Data entries:
** START **

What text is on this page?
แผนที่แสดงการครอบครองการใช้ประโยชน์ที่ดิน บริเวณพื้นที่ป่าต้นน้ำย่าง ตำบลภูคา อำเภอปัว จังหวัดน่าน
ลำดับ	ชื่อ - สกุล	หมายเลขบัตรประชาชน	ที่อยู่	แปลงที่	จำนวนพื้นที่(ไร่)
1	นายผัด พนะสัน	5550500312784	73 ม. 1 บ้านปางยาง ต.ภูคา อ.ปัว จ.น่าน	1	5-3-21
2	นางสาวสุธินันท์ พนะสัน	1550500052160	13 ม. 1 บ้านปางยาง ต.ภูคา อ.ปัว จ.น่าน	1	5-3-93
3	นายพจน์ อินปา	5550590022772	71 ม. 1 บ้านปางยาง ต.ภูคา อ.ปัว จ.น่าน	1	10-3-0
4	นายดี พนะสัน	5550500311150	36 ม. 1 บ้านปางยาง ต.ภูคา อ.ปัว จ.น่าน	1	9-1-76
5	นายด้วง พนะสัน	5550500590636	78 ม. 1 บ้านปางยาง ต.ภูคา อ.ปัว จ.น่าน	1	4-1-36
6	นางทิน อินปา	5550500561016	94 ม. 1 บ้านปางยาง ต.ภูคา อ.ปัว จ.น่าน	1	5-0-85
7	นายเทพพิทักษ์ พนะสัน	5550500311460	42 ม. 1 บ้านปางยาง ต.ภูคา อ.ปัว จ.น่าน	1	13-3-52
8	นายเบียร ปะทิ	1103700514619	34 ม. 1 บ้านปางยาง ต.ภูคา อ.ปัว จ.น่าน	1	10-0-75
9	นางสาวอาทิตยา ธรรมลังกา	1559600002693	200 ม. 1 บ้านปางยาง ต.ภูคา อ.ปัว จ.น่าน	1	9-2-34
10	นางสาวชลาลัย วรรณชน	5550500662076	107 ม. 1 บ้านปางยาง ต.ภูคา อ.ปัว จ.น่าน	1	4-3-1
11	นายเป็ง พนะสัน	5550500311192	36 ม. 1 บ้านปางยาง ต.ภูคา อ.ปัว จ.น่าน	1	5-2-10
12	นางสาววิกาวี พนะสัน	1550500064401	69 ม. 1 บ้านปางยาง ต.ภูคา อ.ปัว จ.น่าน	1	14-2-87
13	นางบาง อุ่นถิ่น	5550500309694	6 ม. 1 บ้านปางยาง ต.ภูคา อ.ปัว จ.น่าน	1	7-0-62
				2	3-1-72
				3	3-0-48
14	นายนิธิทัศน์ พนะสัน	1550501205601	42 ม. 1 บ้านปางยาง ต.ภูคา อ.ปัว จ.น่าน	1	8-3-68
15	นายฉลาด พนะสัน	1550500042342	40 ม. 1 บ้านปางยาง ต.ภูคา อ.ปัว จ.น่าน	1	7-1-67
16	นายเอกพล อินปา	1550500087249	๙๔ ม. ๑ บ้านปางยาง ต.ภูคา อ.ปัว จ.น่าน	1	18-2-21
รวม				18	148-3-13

** END **

PROMPT: Copy all of the material word for word.

WRITTEN RESPONSE:
What text is on this page?
แผนที่แสดงการครอบครองการใช้ประโยชน์ที่ดิน บริเวณพื้นที่ป่าต้นน้ำย่าง ตำบลภูคา อำเภอปัว จังหวัดน่าน
ลำดับ	ชื่อ - สกุล	หมายเลขบัตรประชาชน	ที่อยู่	แปลงที่	จำนวนพื้นที่(ไร่)
1	นายผัด พนะสัน	5550500312784	73 ม. 1 บ้านปางยาง ต.ภูคา อ.ปัว จ.น่าน	1	5-3-21
2	นางสาวสุธินันท์ พนะสัน	1550500052160	13 ม. 1 บ้านปางยาง ต.ภูคา อ.ปัว จ.น่าน	1	5-3-93
3	นายพจน์ อินปา	5550590022772	71 ม. 1 บ้านปางยาง ต.ภูคา อ.ปัว จ.น่าน	1	10-3-0
4	นายดี พนะสัน	5550500311150	36 ม. 1 บ้านปางยาง ต.ภูคา อ.ปัว จ.น่าน	1	9-1-76
5	นายด้วง พนะสัน	5550500590636	78 ม. 1 บ้านปางยาง ต.ภูคา อ.ปัว จ.น่าน	1	4-1-36
6	นางทิน อินปา	5550500561016	94 ม. 1 บ้านปางยาง ต.ภูคา อ.ปัว จ.น่าน	1	5-0-85
7	นายเทพพิทักษ์ พนะสัน	5550500311460	42 ม. 1 บ้านปางยาง ต.ภูคา อ.ปัว จ.น่าน	1	13-3-52
8	นายเบียร ปะทิ	1103700514619	34 ม. 1 บ้านปางยาง ต.ภูคา อ.ปัว จ.น่าน	1	10-0-75
9	นางสาวอาทิตยา ธรรมลังกา	1559600002693	200 ม. 1 บ้านปางยาง ต.ภูคา อ.ปัว จ.น่าน	1	9-2-34
10	นางสาวชลาลัย วรรณชน	5550500662076	107 ม. 1 บ้านปางยาง ต.ภูคา อ.ปัว จ.น่าน	1	4-3-1
11	นายเป็ง พนะสัน	5550500311192	36 ม. 1 บ้านปางยาง ต.ภูคา อ.ปัว จ.น่าน	1	5-2-10
12	นางสาววิกาวี พนะสัน	1550500064401	69 ม. 1 บ้านปางยาง ต.ภูคา อ.ปัว จ.น่าน	1	14-2-87
13	นางบาง อุ่นถิ่น	5550500309694	6 ม. 1 บ้านปางยาง ต.ภูคา อ.ปัว จ.น่าน	1	7-0-62
				2	3-1-72
				3	3-0-48
14	นายนิธิทัศน์ พนะสัน	1550501205601	42 ม. 1 บ้านปางยาง ต.ภูคา อ.ปัว จ.น่าน	1	8-3-68
15	นายฉลาด พนะสัน	1550500042342	40 ม. 1 บ้านปางยาง ต.ภูคา อ.ปัว จ.น่าน	1	7-1-67
16	นายเอกพล อินปา	1550500087249	๙๔ ม. ๑ บ้านปางยาง ต.ภูคา อ.ปัว จ.น่าน	1	18-2-21
รวม				18	148-3-13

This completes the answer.